◆ WRITTEN PROBLEM
Take each line containing "background" and report it exactly as written.
BEGIN SUPPLIED RECORDS
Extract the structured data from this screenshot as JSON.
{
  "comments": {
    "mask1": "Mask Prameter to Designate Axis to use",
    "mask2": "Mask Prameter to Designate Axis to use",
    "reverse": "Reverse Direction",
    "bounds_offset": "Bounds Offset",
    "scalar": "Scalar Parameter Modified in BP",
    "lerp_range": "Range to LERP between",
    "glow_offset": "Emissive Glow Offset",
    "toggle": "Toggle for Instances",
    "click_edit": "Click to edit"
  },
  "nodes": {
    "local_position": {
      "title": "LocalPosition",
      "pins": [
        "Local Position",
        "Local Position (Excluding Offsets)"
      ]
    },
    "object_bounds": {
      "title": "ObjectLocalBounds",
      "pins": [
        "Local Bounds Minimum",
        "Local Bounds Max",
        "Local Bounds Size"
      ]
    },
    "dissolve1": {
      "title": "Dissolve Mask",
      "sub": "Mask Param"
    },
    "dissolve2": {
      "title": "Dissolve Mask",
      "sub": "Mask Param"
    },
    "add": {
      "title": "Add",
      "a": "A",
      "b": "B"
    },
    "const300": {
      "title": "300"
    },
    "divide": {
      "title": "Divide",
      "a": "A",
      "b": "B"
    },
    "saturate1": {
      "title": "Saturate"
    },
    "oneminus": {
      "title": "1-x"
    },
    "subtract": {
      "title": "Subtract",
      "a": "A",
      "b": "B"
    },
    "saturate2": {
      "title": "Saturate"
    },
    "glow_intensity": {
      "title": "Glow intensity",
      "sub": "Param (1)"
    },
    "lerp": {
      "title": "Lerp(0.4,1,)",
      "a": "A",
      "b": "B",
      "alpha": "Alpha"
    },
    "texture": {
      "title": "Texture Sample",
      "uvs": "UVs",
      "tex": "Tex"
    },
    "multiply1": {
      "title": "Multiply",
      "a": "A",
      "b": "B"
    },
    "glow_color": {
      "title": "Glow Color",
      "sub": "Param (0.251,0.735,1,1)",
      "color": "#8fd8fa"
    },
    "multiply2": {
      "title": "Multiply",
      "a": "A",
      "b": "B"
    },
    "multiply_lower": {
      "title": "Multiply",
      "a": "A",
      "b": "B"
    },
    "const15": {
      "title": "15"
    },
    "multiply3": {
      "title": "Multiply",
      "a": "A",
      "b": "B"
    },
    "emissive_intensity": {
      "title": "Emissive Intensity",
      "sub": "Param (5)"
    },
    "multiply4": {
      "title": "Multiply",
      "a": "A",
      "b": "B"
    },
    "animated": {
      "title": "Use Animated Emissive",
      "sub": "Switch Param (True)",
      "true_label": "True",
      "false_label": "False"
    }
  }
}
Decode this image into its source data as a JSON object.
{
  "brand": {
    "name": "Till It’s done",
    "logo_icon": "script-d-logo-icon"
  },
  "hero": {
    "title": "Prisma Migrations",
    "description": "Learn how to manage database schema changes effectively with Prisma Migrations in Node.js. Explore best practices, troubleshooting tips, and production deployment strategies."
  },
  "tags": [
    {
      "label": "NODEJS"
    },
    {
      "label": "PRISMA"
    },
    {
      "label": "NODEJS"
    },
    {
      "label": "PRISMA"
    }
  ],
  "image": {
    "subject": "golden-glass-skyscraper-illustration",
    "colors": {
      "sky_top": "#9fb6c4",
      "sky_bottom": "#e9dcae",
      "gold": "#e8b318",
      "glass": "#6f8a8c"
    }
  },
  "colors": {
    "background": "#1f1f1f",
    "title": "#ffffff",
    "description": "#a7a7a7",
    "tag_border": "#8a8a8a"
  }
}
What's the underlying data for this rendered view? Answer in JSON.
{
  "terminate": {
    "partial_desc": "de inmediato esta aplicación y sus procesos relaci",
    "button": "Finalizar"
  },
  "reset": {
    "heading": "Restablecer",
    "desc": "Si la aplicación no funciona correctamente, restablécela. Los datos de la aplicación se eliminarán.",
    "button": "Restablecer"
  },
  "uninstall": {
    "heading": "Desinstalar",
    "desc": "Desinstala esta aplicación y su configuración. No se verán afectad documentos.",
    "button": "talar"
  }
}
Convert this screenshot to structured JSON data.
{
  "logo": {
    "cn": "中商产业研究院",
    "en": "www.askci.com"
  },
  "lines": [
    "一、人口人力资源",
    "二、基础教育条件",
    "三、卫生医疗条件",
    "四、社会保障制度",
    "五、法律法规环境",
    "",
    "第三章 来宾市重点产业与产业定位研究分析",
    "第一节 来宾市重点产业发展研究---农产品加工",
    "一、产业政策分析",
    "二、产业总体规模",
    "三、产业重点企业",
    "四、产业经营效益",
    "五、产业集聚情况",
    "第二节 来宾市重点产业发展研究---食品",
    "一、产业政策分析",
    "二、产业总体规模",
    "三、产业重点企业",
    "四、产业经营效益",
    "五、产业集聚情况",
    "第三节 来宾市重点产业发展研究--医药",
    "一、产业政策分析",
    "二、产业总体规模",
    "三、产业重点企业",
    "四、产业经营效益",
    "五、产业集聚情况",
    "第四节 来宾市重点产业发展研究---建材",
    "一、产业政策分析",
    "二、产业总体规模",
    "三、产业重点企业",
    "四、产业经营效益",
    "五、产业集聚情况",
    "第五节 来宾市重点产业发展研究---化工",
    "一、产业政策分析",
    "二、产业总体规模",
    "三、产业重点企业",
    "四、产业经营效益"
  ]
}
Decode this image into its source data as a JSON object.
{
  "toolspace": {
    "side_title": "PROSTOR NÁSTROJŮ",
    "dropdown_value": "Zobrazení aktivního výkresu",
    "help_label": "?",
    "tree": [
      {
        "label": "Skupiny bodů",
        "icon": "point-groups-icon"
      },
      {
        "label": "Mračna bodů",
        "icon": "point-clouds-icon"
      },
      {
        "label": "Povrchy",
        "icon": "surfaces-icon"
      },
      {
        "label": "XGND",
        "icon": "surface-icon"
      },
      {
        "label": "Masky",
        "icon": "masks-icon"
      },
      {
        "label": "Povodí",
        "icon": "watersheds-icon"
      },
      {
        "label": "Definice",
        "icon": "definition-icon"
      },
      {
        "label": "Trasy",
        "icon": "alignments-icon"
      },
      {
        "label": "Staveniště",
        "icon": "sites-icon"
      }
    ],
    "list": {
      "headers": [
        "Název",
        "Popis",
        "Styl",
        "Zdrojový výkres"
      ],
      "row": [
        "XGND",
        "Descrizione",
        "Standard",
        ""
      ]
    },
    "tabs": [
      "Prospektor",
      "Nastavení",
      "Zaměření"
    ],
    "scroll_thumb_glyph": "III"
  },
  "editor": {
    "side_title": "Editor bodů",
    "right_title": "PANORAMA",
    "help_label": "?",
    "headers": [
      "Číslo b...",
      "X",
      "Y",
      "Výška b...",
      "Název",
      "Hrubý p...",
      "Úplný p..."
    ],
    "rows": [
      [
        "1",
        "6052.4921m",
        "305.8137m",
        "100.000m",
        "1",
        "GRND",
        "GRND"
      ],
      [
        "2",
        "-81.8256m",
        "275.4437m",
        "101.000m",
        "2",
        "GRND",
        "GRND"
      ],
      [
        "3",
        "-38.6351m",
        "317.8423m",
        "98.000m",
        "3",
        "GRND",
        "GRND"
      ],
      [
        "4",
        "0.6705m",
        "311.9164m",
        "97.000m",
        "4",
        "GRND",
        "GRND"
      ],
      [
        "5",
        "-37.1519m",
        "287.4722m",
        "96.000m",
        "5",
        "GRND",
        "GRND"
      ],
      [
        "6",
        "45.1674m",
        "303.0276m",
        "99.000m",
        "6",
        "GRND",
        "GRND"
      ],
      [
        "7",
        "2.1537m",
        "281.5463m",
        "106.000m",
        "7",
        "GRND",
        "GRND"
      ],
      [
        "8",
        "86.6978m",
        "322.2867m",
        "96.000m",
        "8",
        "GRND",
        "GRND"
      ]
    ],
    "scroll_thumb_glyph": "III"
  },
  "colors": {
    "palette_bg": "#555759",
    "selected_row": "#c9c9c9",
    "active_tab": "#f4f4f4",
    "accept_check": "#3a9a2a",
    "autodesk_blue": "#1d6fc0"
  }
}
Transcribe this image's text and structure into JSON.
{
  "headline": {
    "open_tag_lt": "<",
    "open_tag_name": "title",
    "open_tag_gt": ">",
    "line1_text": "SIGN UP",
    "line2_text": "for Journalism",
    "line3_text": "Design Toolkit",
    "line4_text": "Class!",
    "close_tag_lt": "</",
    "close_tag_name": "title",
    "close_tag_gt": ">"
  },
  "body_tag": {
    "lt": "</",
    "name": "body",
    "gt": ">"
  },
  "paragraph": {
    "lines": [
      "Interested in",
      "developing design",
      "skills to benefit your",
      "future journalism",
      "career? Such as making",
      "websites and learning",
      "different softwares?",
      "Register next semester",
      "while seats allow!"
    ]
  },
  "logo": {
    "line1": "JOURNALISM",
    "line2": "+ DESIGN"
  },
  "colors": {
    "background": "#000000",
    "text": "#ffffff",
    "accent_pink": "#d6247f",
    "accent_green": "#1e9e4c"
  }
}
END SUPPLIED RECORDS
◆ SOLUTION
    "background": "#1f1f1f",
    "background": "#000000",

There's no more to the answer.